### Data to use

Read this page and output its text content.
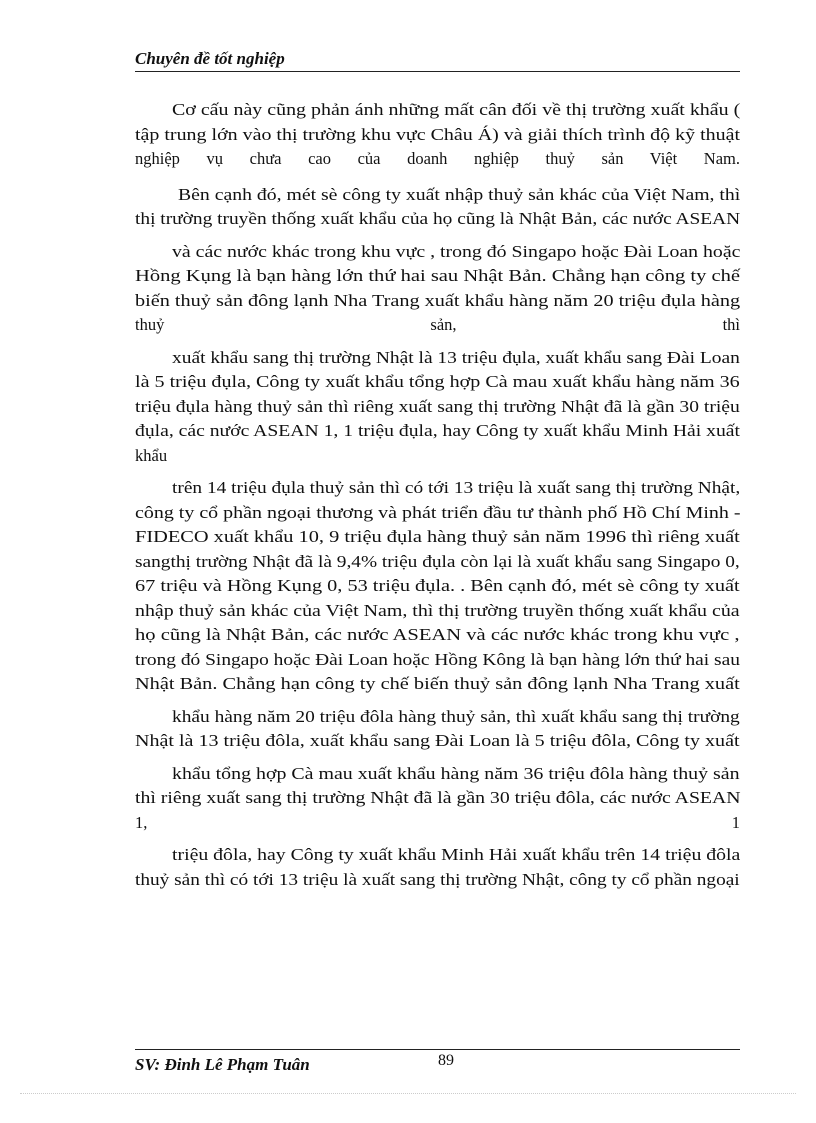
Chuyên đề tốt nghiệp
Cơ cấu này cũng phản ánh những mất cân đối về thị trường xuất khẩu (
tập trung lớn vào thị trường khu vực Châu Á) và giải thích trình độ kỹ thuật
nghiệp vụ chưa cao của doanh nghiệp thuỷ sản Việt Nam.
Bên cạnh đó, mét sè công ty xuất nhập thuỷ sản khác của Việt Nam, thì
thị trường truyền thống xuất khẩu của họ cũng là Nhật Bản, các nước ASEAN
và các nước khác trong khu vực , trong đó Singapo hoặc Đài Loan hoặc
Hồng Kụng là bạn hàng lớn thứ hai sau Nhật Bản. Chẳng hạn công ty chế
biến thuỷ sản đông lạnh Nha Trang xuất khẩu hàng năm 20 triệu đụla hàng
thuỷ sản, thì
xuất khẩu sang thị trường Nhật là 13 triệu đụla, xuất khẩu sang Đài Loan
là 5 triệu đụla, Công ty xuất khẩu tổng hợp Cà mau xuất khẩu hàng năm 36
triệu đụla hàng thuỷ sản thì riêng xuất sang thị trường Nhật đã là gần 30 triệu
đụla, các nước ASEAN 1, 1 triệu đụla, hay Công ty xuất khẩu Minh Hải xuất
khẩu
trên 14 triệu đụla thuỷ sản thì có tới 13 triệu là xuất sang thị trường Nhật,
công ty cổ phần ngoại thương và phát triển đầu tư thành phố Hồ Chí Minh -
FIDECO xuất khẩu 10, 9 triệu đụla hàng thuỷ sản năm 1996 thì riêng xuất
sangthị trường Nhật đã là 9,4% triệu đụla còn lại là xuất khẩu sang Singapo 0,
67 triệu và Hồng Kụng 0, 53 triệu đụla. . Bên cạnh đó, mét sè công ty xuất
nhập thuỷ sản khác của Việt Nam, thì thị trường truyền thống xuất khẩu của
họ cũng là Nhật Bản, các nước ASEAN và các nước khác trong khu vực ,
trong đó Singapo hoặc Đài Loan hoặc Hồng Kông là bạn hàng lớn thứ hai sau
Nhật Bản. Chẳng hạn công ty chế biến thuỷ sản đông lạnh Nha Trang xuất
khẩu hàng năm 20 triệu đôla hàng thuỷ sản, thì xuất khẩu sang thị trường
Nhật là 13 triệu đôla, xuất khẩu sang Đài Loan là 5 triệu đôla, Công ty xuất
khẩu tổng hợp Cà mau xuất khẩu hàng năm 36 triệu đôla hàng thuỷ sản
thì riêng xuất sang thị trường Nhật đã là gần 30 triệu đôla, các nước ASEAN
1, 1
triệu đôla, hay Công ty xuất khẩu Minh Hải xuất khẩu trên 14 triệu đôla
thuỷ sản thì có tới 13 triệu là xuất sang thị trường Nhật, công ty cổ phần ngoại
SV: Đinh Lê Phạm Tuân	89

######

--- Problem ---
Make a word-for-word copy of the entries, without any pictures.

--- Output of the task ---
Read this page and output its text content.
Chuyên đề tốt nghiệp
Cơ cấu này cũng phản ánh những mất cân đối về thị trường xuất khẩu (
tập trung lớn vào thị trường khu vực Châu Á) và giải thích trình độ kỹ thuật
nghiệp vụ chưa cao của doanh nghiệp thuỷ sản Việt Nam.
Bên cạnh đó, mét sè công ty xuất nhập thuỷ sản khác của Việt Nam, thì
thị trường truyền thống xuất khẩu của họ cũng là Nhật Bản, các nước ASEAN
và các nước khác trong khu vực , trong đó Singapo hoặc Đài Loan hoặc
Hồng Kụng là bạn hàng lớn thứ hai sau Nhật Bản. Chẳng hạn công ty chế
biến thuỷ sản đông lạnh Nha Trang xuất khẩu hàng năm 20 triệu đụla hàng
thuỷ sản, thì
xuất khẩu sang thị trường Nhật là 13 triệu đụla, xuất khẩu sang Đài Loan
là 5 triệu đụla, Công ty xuất khẩu tổng hợp Cà mau xuất khẩu hàng năm 36
triệu đụla hàng thuỷ sản thì riêng xuất sang thị trường Nhật đã là gần 30 triệu
đụla, các nước ASEAN 1, 1 triệu đụla, hay Công ty xuất khẩu Minh Hải xuất
khẩu
trên 14 triệu đụla thuỷ sản thì có tới 13 triệu là xuất sang thị trường Nhật,
công ty cổ phần ngoại thương và phát triển đầu tư thành phố Hồ Chí Minh -
FIDECO xuất khẩu 10, 9 triệu đụla hàng thuỷ sản năm 1996 thì riêng xuất
sangthị trường Nhật đã là 9,4% triệu đụla còn lại là xuất khẩu sang Singapo 0,
67 triệu và Hồng Kụng 0, 53 triệu đụla. . Bên cạnh đó, mét sè công ty xuất
nhập thuỷ sản khác của Việt Nam, thì thị trường truyền thống xuất khẩu của
họ cũng là Nhật Bản, các nước ASEAN và các nước khác trong khu vực ,
trong đó Singapo hoặc Đài Loan hoặc Hồng Kông là bạn hàng lớn thứ hai sau
Nhật Bản. Chẳng hạn công ty chế biến thuỷ sản đông lạnh Nha Trang xuất
khẩu hàng năm 20 triệu đôla hàng thuỷ sản, thì xuất khẩu sang thị trường
Nhật là 13 triệu đôla, xuất khẩu sang Đài Loan là 5 triệu đôla, Công ty xuất
khẩu tổng hợp Cà mau xuất khẩu hàng năm 36 triệu đôla hàng thuỷ sản
thì riêng xuất sang thị trường Nhật đã là gần 30 triệu đôla, các nước ASEAN
1, 1
triệu đôla, hay Công ty xuất khẩu Minh Hải xuất khẩu trên 14 triệu đôla
thuỷ sản thì có tới 13 triệu là xuất sang thị trường Nhật, công ty cổ phần ngoại
SV: Đinh Lê Phạm Tuân	89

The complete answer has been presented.